Dataset records:
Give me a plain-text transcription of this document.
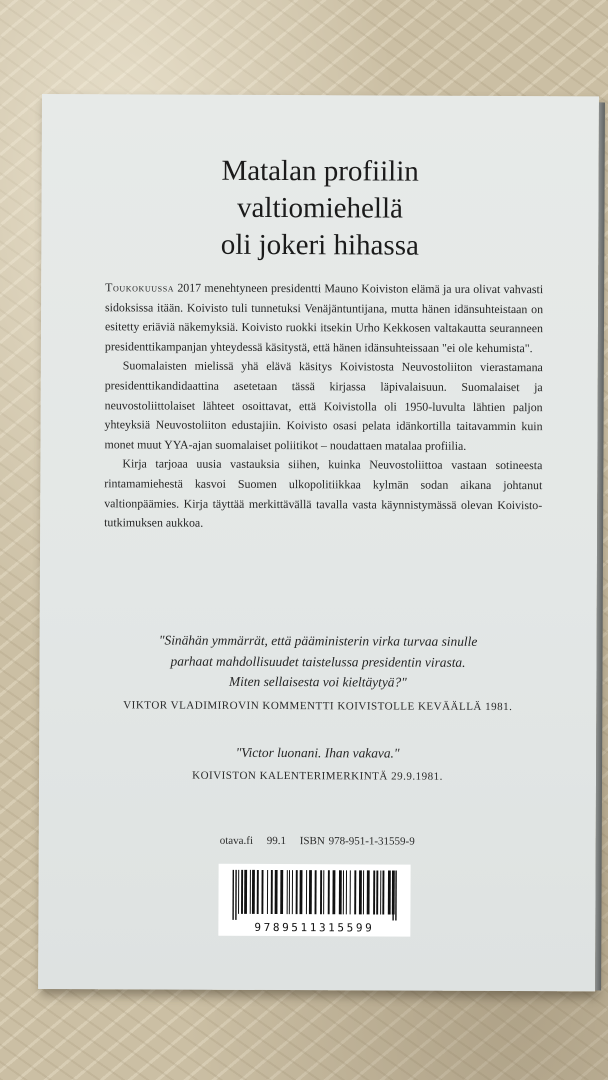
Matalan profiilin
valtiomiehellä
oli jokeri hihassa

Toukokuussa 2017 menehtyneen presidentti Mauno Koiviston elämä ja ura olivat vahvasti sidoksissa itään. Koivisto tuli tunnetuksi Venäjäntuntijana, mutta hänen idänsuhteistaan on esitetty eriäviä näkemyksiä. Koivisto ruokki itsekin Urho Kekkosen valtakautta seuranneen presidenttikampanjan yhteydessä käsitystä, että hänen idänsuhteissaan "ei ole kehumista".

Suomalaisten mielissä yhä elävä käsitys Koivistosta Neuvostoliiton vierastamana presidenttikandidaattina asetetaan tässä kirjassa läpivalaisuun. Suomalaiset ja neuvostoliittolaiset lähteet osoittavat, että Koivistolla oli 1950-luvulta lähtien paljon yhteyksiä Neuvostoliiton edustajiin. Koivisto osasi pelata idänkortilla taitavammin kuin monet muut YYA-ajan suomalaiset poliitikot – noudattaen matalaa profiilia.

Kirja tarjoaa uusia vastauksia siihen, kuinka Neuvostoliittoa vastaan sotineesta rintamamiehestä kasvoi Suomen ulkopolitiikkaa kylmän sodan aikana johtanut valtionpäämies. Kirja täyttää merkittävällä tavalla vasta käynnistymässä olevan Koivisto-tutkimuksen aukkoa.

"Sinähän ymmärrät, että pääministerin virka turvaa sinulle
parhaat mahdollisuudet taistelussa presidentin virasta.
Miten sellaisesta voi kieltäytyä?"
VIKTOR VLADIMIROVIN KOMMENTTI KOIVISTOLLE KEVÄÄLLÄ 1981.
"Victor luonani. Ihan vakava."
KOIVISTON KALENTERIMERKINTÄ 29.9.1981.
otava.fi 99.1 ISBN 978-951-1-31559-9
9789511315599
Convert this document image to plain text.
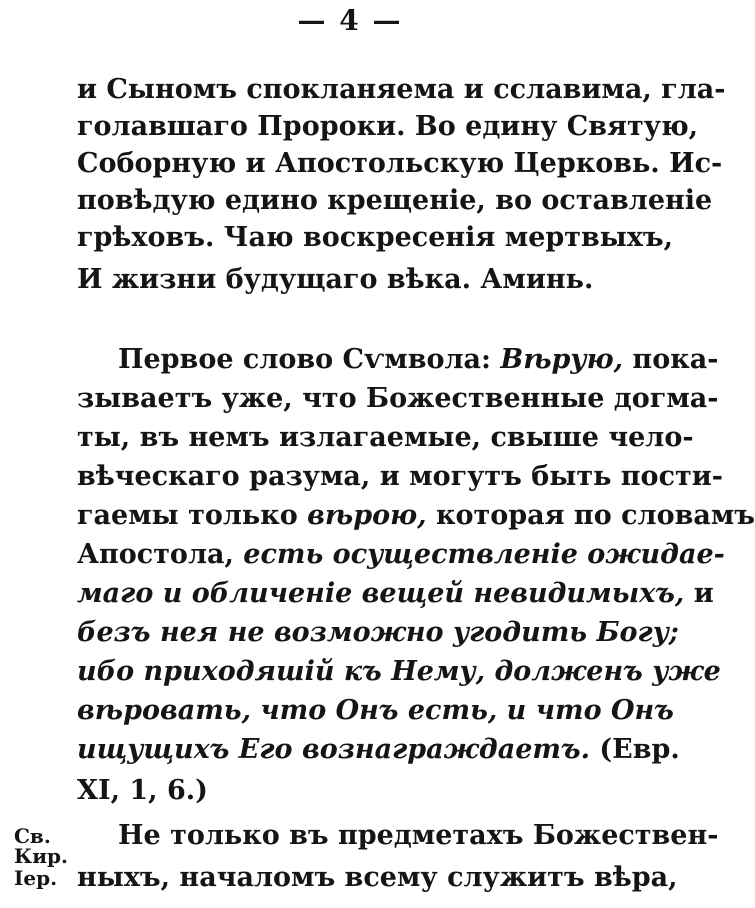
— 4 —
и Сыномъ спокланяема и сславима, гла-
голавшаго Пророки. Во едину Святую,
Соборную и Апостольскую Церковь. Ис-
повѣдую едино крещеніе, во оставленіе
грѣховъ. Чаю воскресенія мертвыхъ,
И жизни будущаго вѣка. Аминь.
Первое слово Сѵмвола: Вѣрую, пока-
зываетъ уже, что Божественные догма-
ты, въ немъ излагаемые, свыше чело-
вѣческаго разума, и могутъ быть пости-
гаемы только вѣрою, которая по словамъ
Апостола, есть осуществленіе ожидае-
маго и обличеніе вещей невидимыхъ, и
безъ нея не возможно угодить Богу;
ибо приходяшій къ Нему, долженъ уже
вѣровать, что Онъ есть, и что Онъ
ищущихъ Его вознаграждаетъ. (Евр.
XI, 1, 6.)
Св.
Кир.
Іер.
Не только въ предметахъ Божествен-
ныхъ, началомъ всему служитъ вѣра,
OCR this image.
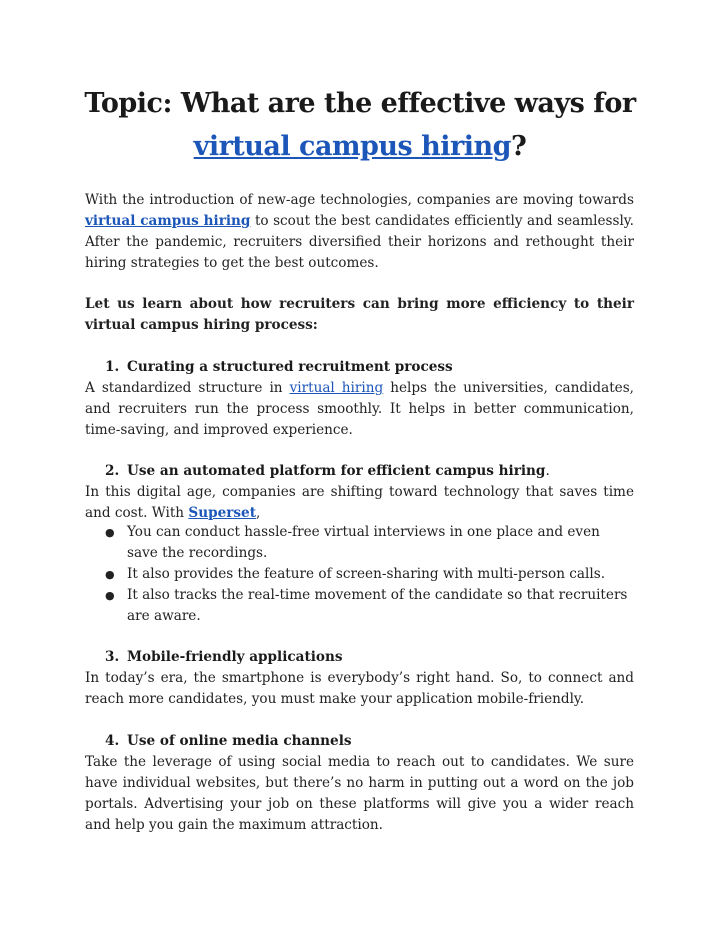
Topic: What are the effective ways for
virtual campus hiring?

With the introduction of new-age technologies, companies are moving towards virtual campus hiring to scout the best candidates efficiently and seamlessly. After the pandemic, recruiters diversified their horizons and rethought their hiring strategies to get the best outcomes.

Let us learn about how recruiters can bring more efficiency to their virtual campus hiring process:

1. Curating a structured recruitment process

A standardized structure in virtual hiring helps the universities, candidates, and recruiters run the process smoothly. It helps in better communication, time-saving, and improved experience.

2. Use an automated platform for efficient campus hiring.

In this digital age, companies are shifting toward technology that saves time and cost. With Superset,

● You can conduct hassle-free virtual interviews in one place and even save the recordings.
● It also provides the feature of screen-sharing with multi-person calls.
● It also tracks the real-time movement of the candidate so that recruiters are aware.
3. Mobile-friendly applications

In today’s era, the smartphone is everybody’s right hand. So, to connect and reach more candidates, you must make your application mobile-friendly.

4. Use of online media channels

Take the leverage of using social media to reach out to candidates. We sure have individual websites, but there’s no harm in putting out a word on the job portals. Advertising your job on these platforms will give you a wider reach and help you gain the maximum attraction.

The request: Quote the records in their entirety, keeping the wording exact and excluding pictures.

Result:
Give me a plain-text transcription of this document.
Matalan profiilin
valtiomiehellä
oli jokeri hihassa

Toukokuussa 2017 menehtyneen presidentti Mauno Koiviston elämä ja ura olivat vahvasti sidoksissa itään. Koivisto tuli tunnetuksi Venäjäntuntijana, mutta hänen idänsuhteistaan on esitetty eriäviä näkemyksiä. Koivisto ruokki itsekin Urho Kekkosen valtakautta seuranneen presidenttikampanjan yhteydessä käsitystä, että hänen idänsuhteissaan "ei ole kehumista".

Suomalaisten mielissä yhä elävä käsitys Koivistosta Neuvostoliiton vierastamana presidenttikandidaattina asetetaan tässä kirjassa läpivalaisuun. Suomalaiset ja neuvostoliittolaiset lähteet osoittavat, että Koivistolla oli 1950-luvulta lähtien paljon yhteyksiä Neuvostoliiton edustajiin. Koivisto osasi pelata idänkortilla taitavammin kuin monet muut YYA-ajan suomalaiset poliitikot – noudattaen matalaa profiilia.

Kirja tarjoaa uusia vastauksia siihen, kuinka Neuvostoliittoa vastaan sotineesta rintamamiehestä kasvoi Suomen ulkopolitiikkaa kylmän sodan aikana johtanut valtionpäämies. Kirja täyttää merkittävällä tavalla vasta käynnistymässä olevan Koivisto-tutkimuksen aukkoa.

"Sinähän ymmärrät, että pääministerin virka turvaa sinulle
parhaat mahdollisuudet taistelussa presidentin virasta.
Miten sellaisesta voi kieltäytyä?"
VIKTOR VLADIMIROVIN KOMMENTTI KOIVISTOLLE KEVÄÄLLÄ 1981.
"Victor luonani. Ihan vakava."
KOIVISTON KALENTERIMERKINTÄ 29.9.1981.
otava.fi 99.1 ISBN 978-951-1-31559-9
9789511315599
Convert this document image to plain text.
— 4 —
и Сыномъ спокланяема и сславима, гла-
голавшаго Пророки. Во едину Святую,
Соборную и Апостольскую Церковь. Ис-
повѣдую едино крещеніе, во оставленіе
грѣховъ. Чаю воскресенія мертвыхъ,
И жизни будущаго вѣка. Аминь.
Первое слово Сѵмвола: Вѣрую, пока-
зываетъ уже, что Божественные догма-
ты, въ немъ излагаемые, свыше чело-
вѣческаго разума, и могутъ быть пости-
гаемы только вѣрою, которая по словамъ
Апостола, есть осуществленіе ожидае-
маго и обличеніе вещей невидимыхъ, и
безъ нея не возможно угодить Богу;
ибо приходяшій къ Нему, долженъ уже
вѣровать, что Онъ есть, и что Онъ
ищущихъ Его вознаграждаетъ. (Евр.
XI, 1, 6.)
Св.
Кир.
Іер.
Не только въ предметахъ Божествен-
ныхъ, началомъ всему служитъ вѣра,
OCR this image.
Topic: What are the effective ways for
virtual campus hiring?

With the introduction of new-age technologies, companies are moving towards virtual campus hiring to scout the best candidates efficiently and seamlessly. After the pandemic, recruiters diversified their horizons and rethought their hiring strategies to get the best outcomes.

Let us learn about how recruiters can bring more efficiency to their virtual campus hiring process:

1. Curating a structured recruitment process

A standardized structure in virtual hiring helps the universities, candidates, and recruiters run the process smoothly. It helps in better communication, time-saving, and improved experience.

2. Use an automated platform for efficient campus hiring.

In this digital age, companies are shifting toward technology that saves time and cost. With Superset,

● You can conduct hassle-free virtual interviews in one place and even save the recordings.
● It also provides the feature of screen-sharing with multi-person calls.
● It also tracks the real-time movement of the candidate so that recruiters are aware.
3. Mobile-friendly applications

In today’s era, the smartphone is everybody’s right hand. So, to connect and reach more candidates, you must make your application mobile-friendly.

4. Use of online media channels

Take the leverage of using social media to reach out to candidates. We sure have individual websites, but there’s no harm in putting out a word on the job portals. Advertising your job on these platforms will give you a wider reach and help you gain the maximum attraction.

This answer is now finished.